◆ **Records shown**
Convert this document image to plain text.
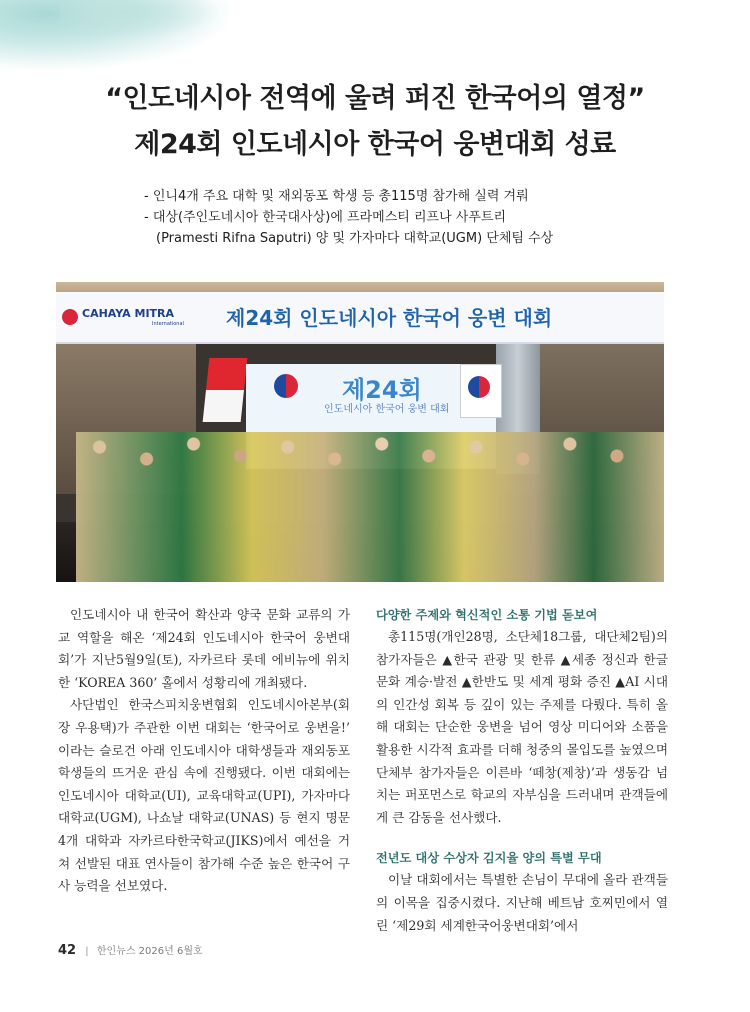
“인도네시아 전역에 울려 퍼진 한국어의 열정”
제24회 인도네시아 한국어 웅변대회 성료
- 인니4개 주요 대학 및 재외동포 학생 등 총115명 참가해 실력 겨뤄
- 대상(주인도네시아 한국대사상)에 프라메스티 리프나 사푸트리
(Pramesti Rifna Saputri) 양 및 가자마다 대학교(UGM) 단체팀 수상
CAHAYA MITRA
International 제24회 인도네시아 한국어 웅변 대회
제24회
인도네시아 한국어 웅변 대회

인도네시아 내 한국어 확산과 양국 문화 교류의 가교 역할을 해온 ‘제24회 인도네시아 한국어 웅변대회’가 지난5월9일(토), 자카르타 롯데 에비뉴에 위치한 ‘KOREA 360’ 홀에서 성황리에 개최됐다.

사단법인 한국스피치웅변협회 인도네시아본부(회장 우용택)가 주관한 이번 대회는 ‘한국어로 웅변을!’ 이라는 슬로건 아래 인도네시아 대학생들과 재외동포 학생들의 뜨거운 관심 속에 진행됐다. 이번 대회에는 인도네시아 대학교(UI), 교육대학교(UPI), 가자마다 대학교(UGM), 나쇼날 대학교(UNAS) 등 현지 명문4개 대학과 자카르타한국학교(JIKS)에서 예선을 거쳐 선발된 대표 연사들이 참가해 수준 높은 한국어 구사 능력을 선보였다.

다양한 주제와 혁신적인 소통 기법 돋보여

총115명(개인28명, 소단체18그룹, 대단체2팀)의 참가자들은 ▲한국 관광 및 한류 ▲세종 정신과 한글 문화 계승·발전 ▲한반도 및 세계 평화 증진 ▲AI 시대의 인간성 회복 등 깊이 있는 주제를 다뤘다. 특히 올해 대회는 단순한 웅변을 넘어 영상 미디어와 소품을 활용한 시각적 효과를 더해 청중의 몰입도를 높였으며 단체부 참가자들은 이른바 ‘떼창(제창)’과 생동감 넘치는 퍼포먼스로 학교의 자부심을 드러내며 관객들에게 큰 감동을 선사했다.

전년도 대상 수상자 김지율 양의 특별 무대

이날 대회에서는 특별한 손님이 무대에 올라 관객들의 이목을 집중시켰다. 지난해 베트남 호찌민에서 열린 ‘제29회 세계한국어웅변대회’에서

42 | 한인뉴스 2026년 6월호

◆ **To do**
Pictures in the records above are left out; print everything else exactly as written.

◆ **Problem solution**
Convert this document image to plain text.
“인도네시아 전역에 울려 퍼진 한국어의 열정”
제24회 인도네시아 한국어 웅변대회 성료
- 인니4개 주요 대학 및 재외동포 학생 등 총115명 참가해 실력 겨뤄
- 대상(주인도네시아 한국대사상)에 프라메스티 리프나 사푸트리
(Pramesti Rifna Saputri) 양 및 가자마다 대학교(UGM) 단체팀 수상
CAHAYA MITRA
International 제24회 인도네시아 한국어 웅변 대회
제24회
인도네시아 한국어 웅변 대회

인도네시아 내 한국어 확산과 양국 문화 교류의 가교 역할을 해온 ‘제24회 인도네시아 한국어 웅변대회’가 지난5월9일(토), 자카르타 롯데 에비뉴에 위치한 ‘KOREA 360’ 홀에서 성황리에 개최됐다.

사단법인 한국스피치웅변협회 인도네시아본부(회장 우용택)가 주관한 이번 대회는 ‘한국어로 웅변을!’ 이라는 슬로건 아래 인도네시아 대학생들과 재외동포 학생들의 뜨거운 관심 속에 진행됐다. 이번 대회에는 인도네시아 대학교(UI), 교육대학교(UPI), 가자마다 대학교(UGM), 나쇼날 대학교(UNAS) 등 현지 명문4개 대학과 자카르타한국학교(JIKS)에서 예선을 거쳐 선발된 대표 연사들이 참가해 수준 높은 한국어 구사 능력을 선보였다.

다양한 주제와 혁신적인 소통 기법 돋보여

총115명(개인28명, 소단체18그룹, 대단체2팀)의 참가자들은 ▲한국 관광 및 한류 ▲세종 정신과 한글 문화 계승·발전 ▲한반도 및 세계 평화 증진 ▲AI 시대의 인간성 회복 등 깊이 있는 주제를 다뤘다. 특히 올해 대회는 단순한 웅변을 넘어 영상 미디어와 소품을 활용한 시각적 효과를 더해 청중의 몰입도를 높였으며 단체부 참가자들은 이른바 ‘떼창(제창)’과 생동감 넘치는 퍼포먼스로 학교의 자부심을 드러내며 관객들에게 큰 감동을 선사했다.

전년도 대상 수상자 김지율 양의 특별 무대

이날 대회에서는 특별한 손님이 무대에 올라 관객들의 이목을 집중시켰다. 지난해 베트남 호찌민에서 열린 ‘제29회 세계한국어웅변대회’에서

42 | 한인뉴스 2026년 6월호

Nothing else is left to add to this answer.